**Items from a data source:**
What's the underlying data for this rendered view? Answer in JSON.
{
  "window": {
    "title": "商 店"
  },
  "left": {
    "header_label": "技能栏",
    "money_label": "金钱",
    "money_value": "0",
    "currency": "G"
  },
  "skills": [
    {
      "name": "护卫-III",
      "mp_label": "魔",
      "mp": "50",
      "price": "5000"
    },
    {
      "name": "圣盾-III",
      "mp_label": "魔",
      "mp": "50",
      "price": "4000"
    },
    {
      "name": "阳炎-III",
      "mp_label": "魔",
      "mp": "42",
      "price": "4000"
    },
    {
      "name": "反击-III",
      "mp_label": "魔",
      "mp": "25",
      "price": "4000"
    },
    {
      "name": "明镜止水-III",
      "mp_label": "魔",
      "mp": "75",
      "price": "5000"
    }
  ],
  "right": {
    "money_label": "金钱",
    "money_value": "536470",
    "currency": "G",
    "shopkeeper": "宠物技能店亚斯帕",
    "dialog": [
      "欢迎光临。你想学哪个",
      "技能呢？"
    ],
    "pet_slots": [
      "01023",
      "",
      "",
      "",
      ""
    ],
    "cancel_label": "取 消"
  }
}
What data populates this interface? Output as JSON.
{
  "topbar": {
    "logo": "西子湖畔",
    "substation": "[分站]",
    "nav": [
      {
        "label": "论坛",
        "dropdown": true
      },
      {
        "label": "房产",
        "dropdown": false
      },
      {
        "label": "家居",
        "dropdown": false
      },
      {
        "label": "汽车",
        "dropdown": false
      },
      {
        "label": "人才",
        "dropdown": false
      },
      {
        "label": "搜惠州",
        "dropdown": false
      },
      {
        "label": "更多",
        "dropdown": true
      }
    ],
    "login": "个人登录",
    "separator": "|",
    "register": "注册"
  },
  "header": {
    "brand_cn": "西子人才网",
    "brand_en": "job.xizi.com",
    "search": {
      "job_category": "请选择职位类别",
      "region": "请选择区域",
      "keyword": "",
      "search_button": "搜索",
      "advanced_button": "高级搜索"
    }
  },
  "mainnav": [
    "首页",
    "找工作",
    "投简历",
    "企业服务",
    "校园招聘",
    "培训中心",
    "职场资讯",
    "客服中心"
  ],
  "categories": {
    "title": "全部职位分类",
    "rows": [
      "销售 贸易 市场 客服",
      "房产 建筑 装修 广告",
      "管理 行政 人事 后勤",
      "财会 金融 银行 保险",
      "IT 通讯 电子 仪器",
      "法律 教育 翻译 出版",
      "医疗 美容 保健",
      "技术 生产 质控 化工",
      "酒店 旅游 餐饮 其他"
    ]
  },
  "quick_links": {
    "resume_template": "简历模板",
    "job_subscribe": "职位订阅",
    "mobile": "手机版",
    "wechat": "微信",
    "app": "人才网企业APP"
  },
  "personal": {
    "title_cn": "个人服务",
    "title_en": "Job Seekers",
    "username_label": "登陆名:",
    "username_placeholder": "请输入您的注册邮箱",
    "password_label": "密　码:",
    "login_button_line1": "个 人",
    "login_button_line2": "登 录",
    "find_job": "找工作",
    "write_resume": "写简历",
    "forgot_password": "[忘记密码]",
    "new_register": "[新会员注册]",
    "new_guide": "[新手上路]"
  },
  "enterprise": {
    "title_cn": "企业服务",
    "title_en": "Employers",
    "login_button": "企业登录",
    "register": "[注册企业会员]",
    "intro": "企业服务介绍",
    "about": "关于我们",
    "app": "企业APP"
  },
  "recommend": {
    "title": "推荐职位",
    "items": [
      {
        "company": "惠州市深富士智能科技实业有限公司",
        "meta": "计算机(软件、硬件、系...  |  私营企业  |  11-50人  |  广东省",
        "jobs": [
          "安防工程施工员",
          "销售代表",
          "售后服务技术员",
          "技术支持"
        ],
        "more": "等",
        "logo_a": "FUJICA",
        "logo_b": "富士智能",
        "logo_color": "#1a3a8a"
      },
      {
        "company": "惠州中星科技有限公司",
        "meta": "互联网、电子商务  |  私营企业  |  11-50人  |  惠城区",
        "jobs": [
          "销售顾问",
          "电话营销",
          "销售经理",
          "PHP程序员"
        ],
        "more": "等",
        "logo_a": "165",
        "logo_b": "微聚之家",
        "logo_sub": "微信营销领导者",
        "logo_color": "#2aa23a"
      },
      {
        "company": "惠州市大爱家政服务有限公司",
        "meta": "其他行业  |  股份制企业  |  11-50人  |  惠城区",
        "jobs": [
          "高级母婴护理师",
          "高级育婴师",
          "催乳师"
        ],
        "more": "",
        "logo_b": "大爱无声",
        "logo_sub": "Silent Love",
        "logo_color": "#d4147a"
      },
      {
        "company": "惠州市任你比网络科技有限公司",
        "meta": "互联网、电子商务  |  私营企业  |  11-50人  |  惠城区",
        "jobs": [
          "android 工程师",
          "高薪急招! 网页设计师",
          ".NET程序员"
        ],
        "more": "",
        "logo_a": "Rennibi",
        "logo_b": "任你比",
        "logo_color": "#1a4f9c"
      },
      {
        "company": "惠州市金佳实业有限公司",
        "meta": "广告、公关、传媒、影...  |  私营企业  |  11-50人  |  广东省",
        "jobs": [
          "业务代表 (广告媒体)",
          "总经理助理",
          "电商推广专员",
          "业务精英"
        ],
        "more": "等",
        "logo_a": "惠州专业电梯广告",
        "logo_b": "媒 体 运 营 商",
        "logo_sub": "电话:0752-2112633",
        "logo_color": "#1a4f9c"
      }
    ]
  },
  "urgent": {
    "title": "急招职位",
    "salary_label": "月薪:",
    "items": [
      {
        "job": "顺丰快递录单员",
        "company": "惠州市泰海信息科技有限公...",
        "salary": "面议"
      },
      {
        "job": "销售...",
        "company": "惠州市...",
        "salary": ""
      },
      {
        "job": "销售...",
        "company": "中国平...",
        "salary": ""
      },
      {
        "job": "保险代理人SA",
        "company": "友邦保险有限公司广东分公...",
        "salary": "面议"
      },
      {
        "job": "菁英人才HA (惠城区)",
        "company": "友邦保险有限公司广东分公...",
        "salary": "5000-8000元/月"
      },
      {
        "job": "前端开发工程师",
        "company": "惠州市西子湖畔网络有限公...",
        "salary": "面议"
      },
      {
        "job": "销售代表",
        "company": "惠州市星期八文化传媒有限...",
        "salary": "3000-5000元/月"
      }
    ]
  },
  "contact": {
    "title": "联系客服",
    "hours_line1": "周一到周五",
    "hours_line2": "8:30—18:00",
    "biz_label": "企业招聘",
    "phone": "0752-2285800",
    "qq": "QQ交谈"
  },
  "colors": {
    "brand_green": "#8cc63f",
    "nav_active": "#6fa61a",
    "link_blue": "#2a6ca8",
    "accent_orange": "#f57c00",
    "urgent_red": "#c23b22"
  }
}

**TASK BRIEF:** Report how many lines of the entries hold the word "私营企业". Nothing else is needed.

**RESPONSE:** 4